Extract every entry word for word.

((

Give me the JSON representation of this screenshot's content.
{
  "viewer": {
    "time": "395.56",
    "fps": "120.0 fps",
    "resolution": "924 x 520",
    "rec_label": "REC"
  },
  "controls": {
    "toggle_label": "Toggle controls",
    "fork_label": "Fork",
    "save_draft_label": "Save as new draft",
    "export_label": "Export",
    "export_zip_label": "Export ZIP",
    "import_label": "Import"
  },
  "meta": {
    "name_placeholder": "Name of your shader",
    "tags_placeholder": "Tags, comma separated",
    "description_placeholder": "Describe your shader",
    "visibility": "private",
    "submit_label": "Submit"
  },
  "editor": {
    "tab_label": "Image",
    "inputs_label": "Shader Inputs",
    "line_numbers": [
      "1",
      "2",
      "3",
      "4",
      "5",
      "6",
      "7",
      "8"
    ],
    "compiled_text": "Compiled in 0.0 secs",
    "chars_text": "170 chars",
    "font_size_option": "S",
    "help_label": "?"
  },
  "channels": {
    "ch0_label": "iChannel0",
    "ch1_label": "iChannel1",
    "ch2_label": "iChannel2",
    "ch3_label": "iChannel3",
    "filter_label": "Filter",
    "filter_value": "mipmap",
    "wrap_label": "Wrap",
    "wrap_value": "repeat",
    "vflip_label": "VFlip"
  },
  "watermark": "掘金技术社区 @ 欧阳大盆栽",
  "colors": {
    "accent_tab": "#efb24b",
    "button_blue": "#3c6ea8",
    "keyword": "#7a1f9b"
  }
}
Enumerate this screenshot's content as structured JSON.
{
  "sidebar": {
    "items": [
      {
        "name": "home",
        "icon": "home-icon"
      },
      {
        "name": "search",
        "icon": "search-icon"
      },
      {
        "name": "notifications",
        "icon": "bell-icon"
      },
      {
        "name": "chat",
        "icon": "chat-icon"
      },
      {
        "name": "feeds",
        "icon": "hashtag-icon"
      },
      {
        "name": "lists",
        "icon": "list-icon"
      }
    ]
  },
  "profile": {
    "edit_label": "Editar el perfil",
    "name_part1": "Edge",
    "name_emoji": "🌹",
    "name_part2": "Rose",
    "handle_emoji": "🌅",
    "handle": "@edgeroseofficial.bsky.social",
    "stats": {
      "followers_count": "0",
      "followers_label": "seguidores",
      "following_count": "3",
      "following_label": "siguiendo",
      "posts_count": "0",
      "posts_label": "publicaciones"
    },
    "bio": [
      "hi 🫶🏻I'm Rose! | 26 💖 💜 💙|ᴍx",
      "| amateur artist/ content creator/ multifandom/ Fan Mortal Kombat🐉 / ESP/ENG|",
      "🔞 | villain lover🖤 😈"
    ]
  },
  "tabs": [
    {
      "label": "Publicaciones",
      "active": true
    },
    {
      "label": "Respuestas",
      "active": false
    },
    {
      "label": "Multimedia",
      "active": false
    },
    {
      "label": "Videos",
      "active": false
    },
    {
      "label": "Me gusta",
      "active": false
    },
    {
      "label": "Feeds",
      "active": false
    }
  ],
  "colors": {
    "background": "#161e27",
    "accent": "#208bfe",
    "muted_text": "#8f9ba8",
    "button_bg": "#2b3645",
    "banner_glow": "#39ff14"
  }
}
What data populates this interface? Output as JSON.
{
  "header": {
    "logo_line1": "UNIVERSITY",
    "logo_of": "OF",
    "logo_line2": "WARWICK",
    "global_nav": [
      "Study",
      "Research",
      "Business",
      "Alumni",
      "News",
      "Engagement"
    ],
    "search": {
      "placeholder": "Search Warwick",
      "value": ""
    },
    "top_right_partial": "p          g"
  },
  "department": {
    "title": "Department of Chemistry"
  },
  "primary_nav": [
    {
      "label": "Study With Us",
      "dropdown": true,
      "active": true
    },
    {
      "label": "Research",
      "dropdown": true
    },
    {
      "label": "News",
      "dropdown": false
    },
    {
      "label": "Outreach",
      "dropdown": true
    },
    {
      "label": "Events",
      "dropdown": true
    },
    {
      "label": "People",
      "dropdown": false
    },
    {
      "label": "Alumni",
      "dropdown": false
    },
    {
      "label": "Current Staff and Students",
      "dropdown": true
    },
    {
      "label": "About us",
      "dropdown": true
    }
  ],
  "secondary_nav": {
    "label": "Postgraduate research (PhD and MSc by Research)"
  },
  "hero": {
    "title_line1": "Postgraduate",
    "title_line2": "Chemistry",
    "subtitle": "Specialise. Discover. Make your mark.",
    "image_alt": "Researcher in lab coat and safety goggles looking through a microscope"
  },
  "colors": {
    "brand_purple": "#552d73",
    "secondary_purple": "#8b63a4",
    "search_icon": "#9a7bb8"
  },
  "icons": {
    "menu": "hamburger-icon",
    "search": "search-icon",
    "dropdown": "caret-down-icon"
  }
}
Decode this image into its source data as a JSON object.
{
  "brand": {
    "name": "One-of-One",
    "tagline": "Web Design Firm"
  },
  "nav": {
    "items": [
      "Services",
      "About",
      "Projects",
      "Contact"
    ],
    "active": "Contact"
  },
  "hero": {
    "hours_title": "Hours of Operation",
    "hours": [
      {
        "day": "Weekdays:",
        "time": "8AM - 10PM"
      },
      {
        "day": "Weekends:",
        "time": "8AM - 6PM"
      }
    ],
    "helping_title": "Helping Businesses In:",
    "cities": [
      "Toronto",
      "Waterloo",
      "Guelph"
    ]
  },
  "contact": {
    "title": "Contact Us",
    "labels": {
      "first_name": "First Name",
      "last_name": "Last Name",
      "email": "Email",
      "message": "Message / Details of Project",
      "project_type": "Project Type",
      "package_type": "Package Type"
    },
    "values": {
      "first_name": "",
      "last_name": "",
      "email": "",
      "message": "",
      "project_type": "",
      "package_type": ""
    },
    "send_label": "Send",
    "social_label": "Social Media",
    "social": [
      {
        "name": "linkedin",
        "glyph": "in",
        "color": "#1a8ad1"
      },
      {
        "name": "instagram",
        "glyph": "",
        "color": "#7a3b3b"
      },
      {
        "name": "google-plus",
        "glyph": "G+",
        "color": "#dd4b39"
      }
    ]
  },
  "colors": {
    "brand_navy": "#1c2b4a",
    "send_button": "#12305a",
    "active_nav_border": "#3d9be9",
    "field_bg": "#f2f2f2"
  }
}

))

Exercise answer:
Give me the JSON representation of this screenshot's content.
{
  "viewer": {
    "time": "395.56",
    "fps": "120.0 fps",
    "resolution": "924 x 520",
    "rec_label": "REC"
  },
  "controls": {
    "toggle_label": "Toggle controls",
    "fork_label": "Fork",
    "save_draft_label": "Save as new draft",
    "export_label": "Export",
    "export_zip_label": "Export ZIP",
    "import_label": "Import"
  },
  "meta": {
    "name_placeholder": "Name of your shader",
    "tags_placeholder": "Tags, comma separated",
    "description_placeholder": "Describe your shader",
    "visibility": "private",
    "submit_label": "Submit"
  },
  "editor": {
    "tab_label": "Image",
    "inputs_label": "Shader Inputs",
    "line_numbers": [
      "1",
      "2",
      "3",
      "4",
      "5",
      "6",
      "7",
      "8"
    ],
    "compiled_text": "Compiled in 0.0 secs",
    "chars_text": "170 chars",
    "font_size_option": "S",
    "help_label": "?"
  },
  "channels": {
    "ch0_label": "iChannel0",
    "ch1_label": "iChannel1",
    "ch2_label": "iChannel2",
    "ch3_label": "iChannel3",
    "filter_label": "Filter",
    "filter_value": "mipmap",
    "wrap_label": "Wrap",
    "wrap_value": "repeat",
    "vflip_label": "VFlip"
  },
  "watermark": "掘金技术社区 @ 欧阳大盆栽",
  "colors": {
    "accent_tab": "#efb24b",
    "button_blue": "#3c6ea8",
    "keyword": "#7a1f9b"
  }
}
Enumerate this screenshot's content as structured JSON.
{
  "sidebar": {
    "items": [
      {
        "name": "home",
        "icon": "home-icon"
      },
      {
        "name": "search",
        "icon": "search-icon"
      },
      {
        "name": "notifications",
        "icon": "bell-icon"
      },
      {
        "name": "chat",
        "icon": "chat-icon"
      },
      {
        "name": "feeds",
        "icon": "hashtag-icon"
      },
      {
        "name": "lists",
        "icon": "list-icon"
      }
    ]
  },
  "profile": {
    "edit_label": "Editar el perfil",
    "name_part1": "Edge",
    "name_emoji": "🌹",
    "name_part2": "Rose",
    "handle_emoji": "🌅",
    "handle": "@edgeroseofficial.bsky.social",
    "stats": {
      "followers_count": "0",
      "followers_label": "seguidores",
      "following_count": "3",
      "following_label": "siguiendo",
      "posts_count": "0",
      "posts_label": "publicaciones"
    },
    "bio": [
      "hi 🫶🏻I'm Rose! | 26 💖 💜 💙|ᴍx",
      "| amateur artist/ content creator/ multifandom/ Fan Mortal Kombat🐉 / ESP/ENG|",
      "🔞 | villain lover🖤 😈"
    ]
  },
  "tabs": [
    {
      "label": "Publicaciones",
      "active": true
    },
    {
      "label": "Respuestas",
      "active": false
    },
    {
      "label": "Multimedia",
      "active": false
    },
    {
      "label": "Videos",
      "active": false
    },
    {
      "label": "Me gusta",
      "active": false
    },
    {
      "label": "Feeds",
      "active": false
    }
  ],
  "colors": {
    "background": "#161e27",
    "accent": "#208bfe",
    "muted_text": "#8f9ba8",
    "button_bg": "#2b3645",
    "banner_glow": "#39ff14"
  }
}
What data populates this interface? Output as JSON.
{
  "header": {
    "logo_line1": "UNIVERSITY",
    "logo_of": "OF",
    "logo_line2": "WARWICK",
    "global_nav": [
      "Study",
      "Research",
      "Business",
      "Alumni",
      "News",
      "Engagement"
    ],
    "search": {
      "placeholder": "Search Warwick",
      "value": ""
    },
    "top_right_partial": "p          g"
  },
  "department": {
    "title": "Department of Chemistry"
  },
  "primary_nav": [
    {
      "label": "Study With Us",
      "dropdown": true,
      "active": true
    },
    {
      "label": "Research",
      "dropdown": true
    },
    {
      "label": "News",
      "dropdown": false
    },
    {
      "label": "Outreach",
      "dropdown": true
    },
    {
      "label": "Events",
      "dropdown": true
    },
    {
      "label": "People",
      "dropdown": false
    },
    {
      "label": "Alumni",
      "dropdown": false
    },
    {
      "label": "Current Staff and Students",
      "dropdown": true
    },
    {
      "label": "About us",
      "dropdown": true
    }
  ],
  "secondary_nav": {
    "label": "Postgraduate research (PhD and MSc by Research)"
  },
  "hero": {
    "title_line1": "Postgraduate",
    "title_line2": "Chemistry",
    "subtitle": "Specialise. Discover. Make your mark.",
    "image_alt": "Researcher in lab coat and safety goggles looking through a microscope"
  },
  "colors": {
    "brand_purple": "#552d73",
    "secondary_purple": "#8b63a4",
    "search_icon": "#9a7bb8"
  },
  "icons": {
    "menu": "hamburger-icon",
    "search": "search-icon",
    "dropdown": "caret-down-icon"
  }
}
Decode this image into its source data as a JSON object.
{
  "brand": {
    "name": "One-of-One",
    "tagline": "Web Design Firm"
  },
  "nav": {
    "items": [
      "Services",
      "About",
      "Projects",
      "Contact"
    ],
    "active": "Contact"
  },
  "hero": {
    "hours_title": "Hours of Operation",
    "hours": [
      {
        "day": "Weekdays:",
        "time": "8AM - 10PM"
      },
      {
        "day": "Weekends:",
        "time": "8AM - 6PM"
      }
    ],
    "helping_title": "Helping Businesses In:",
    "cities": [
      "Toronto",
      "Waterloo",
      "Guelph"
    ]
  },
  "contact": {
    "title": "Contact Us",
    "labels": {
      "first_name": "First Name",
      "last_name": "Last Name",
      "email": "Email",
      "message": "Message / Details of Project",
      "project_type": "Project Type",
      "package_type": "Package Type"
    },
    "values": {
      "first_name": "",
      "last_name": "",
      "email": "",
      "message": "",
      "project_type": "",
      "package_type": ""
    },
    "send_label": "Send",
    "social_label": "Social Media",
    "social": [
      {
        "name": "linkedin",
        "glyph": "in",
        "color": "#1a8ad1"
      },
      {
        "name": "instagram",
        "glyph": "",
        "color": "#7a3b3b"
      },
      {
        "name": "google-plus",
        "glyph": "G+",
        "color": "#dd4b39"
      }
    ]
  },
  "colors": {
    "brand_navy": "#1c2b4a",
    "send_button": "#12305a",
    "active_nav_border": "#3d9be9",
    "field_bg": "#f2f2f2"
  }
}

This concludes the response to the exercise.